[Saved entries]
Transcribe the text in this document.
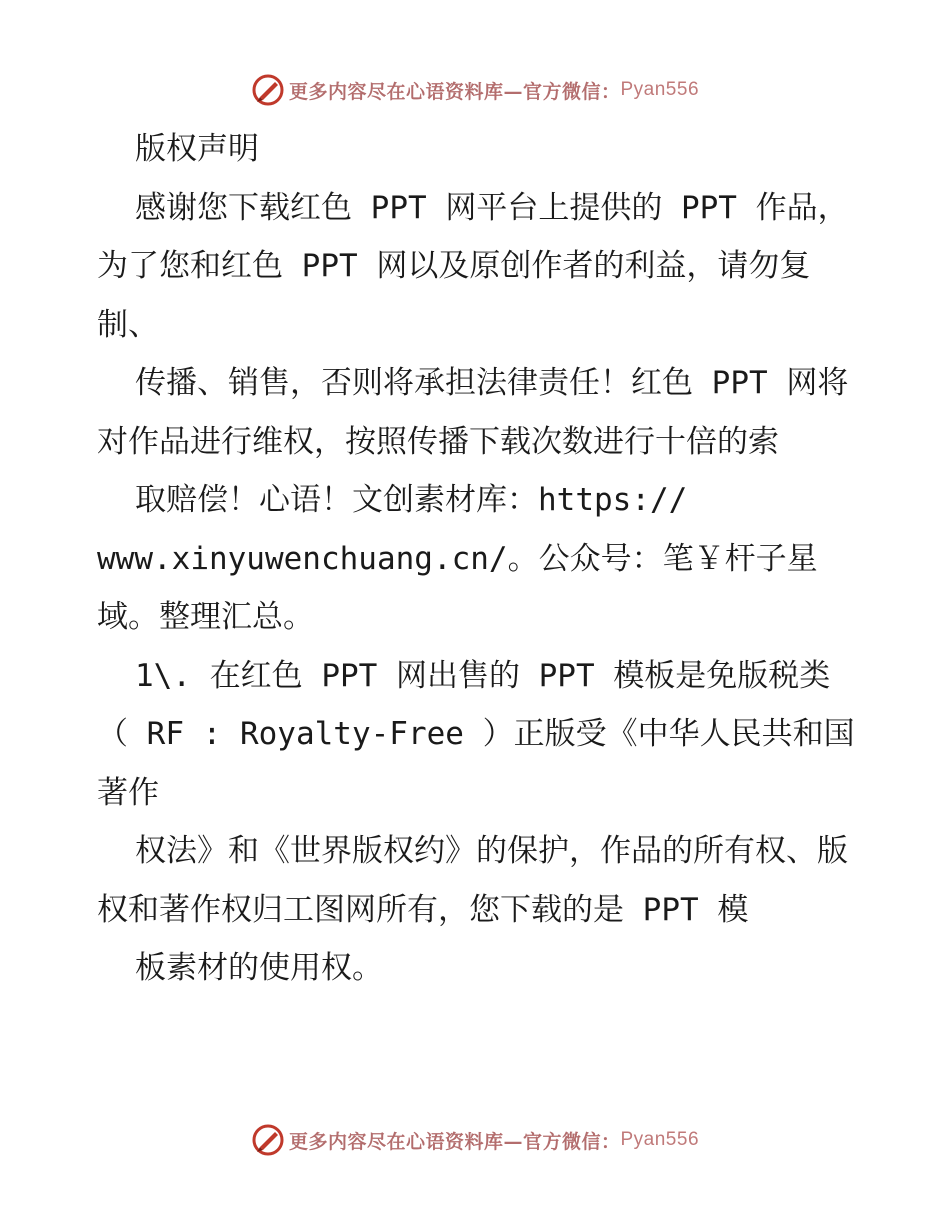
更多内容尽在心语资料库—官方微信： Pyan556

版权声明

感谢您下载红色 PPT 网平台上提供的 PPT 作品，为了您和红色 PPT 网以及原创作者的利益，请勿复制、

传播、销售，否则将承担法律责任！红色 PPT 网将对作品进行维权，按照传播下载次数进行十倍的索

取赔偿！心语！文创素材库：https://

www.xinyuwenchuang.cn/。公众号：笔￥杆子星域。整理汇总。

1\. 在红色 PPT 网出售的 PPT 模板是免版税类（ RF : Royalty-Free ）正版受《中华人民共和国著作

权法》和《世界版权约》的保护，作品的所有权、版权和著作权归工图网所有，您下载的是 PPT 模

板素材的使用权。

更多内容尽在心语资料库—官方微信： Pyan556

:: Challenge ::
Do not include the images; transcribe the rest of the listing exactly.

:: Final answer ::
Transcribe the text in this document.
更多内容尽在心语资料库—官方微信： Pyan556

版权声明

感谢您下载红色 PPT 网平台上提供的 PPT 作品，为了您和红色 PPT 网以及原创作者的利益，请勿复制、

传播、销售，否则将承担法律责任！红色 PPT 网将对作品进行维权，按照传播下载次数进行十倍的索

取赔偿！心语！文创素材库：https://

www.xinyuwenchuang.cn/。公众号：笔￥杆子星域。整理汇总。

1\. 在红色 PPT 网出售的 PPT 模板是免版税类（ RF : Royalty-Free ）正版受《中华人民共和国著作

权法》和《世界版权约》的保护，作品的所有权、版权和著作权归工图网所有，您下载的是 PPT 模

板素材的使用权。

更多内容尽在心语资料库—官方微信： Pyan556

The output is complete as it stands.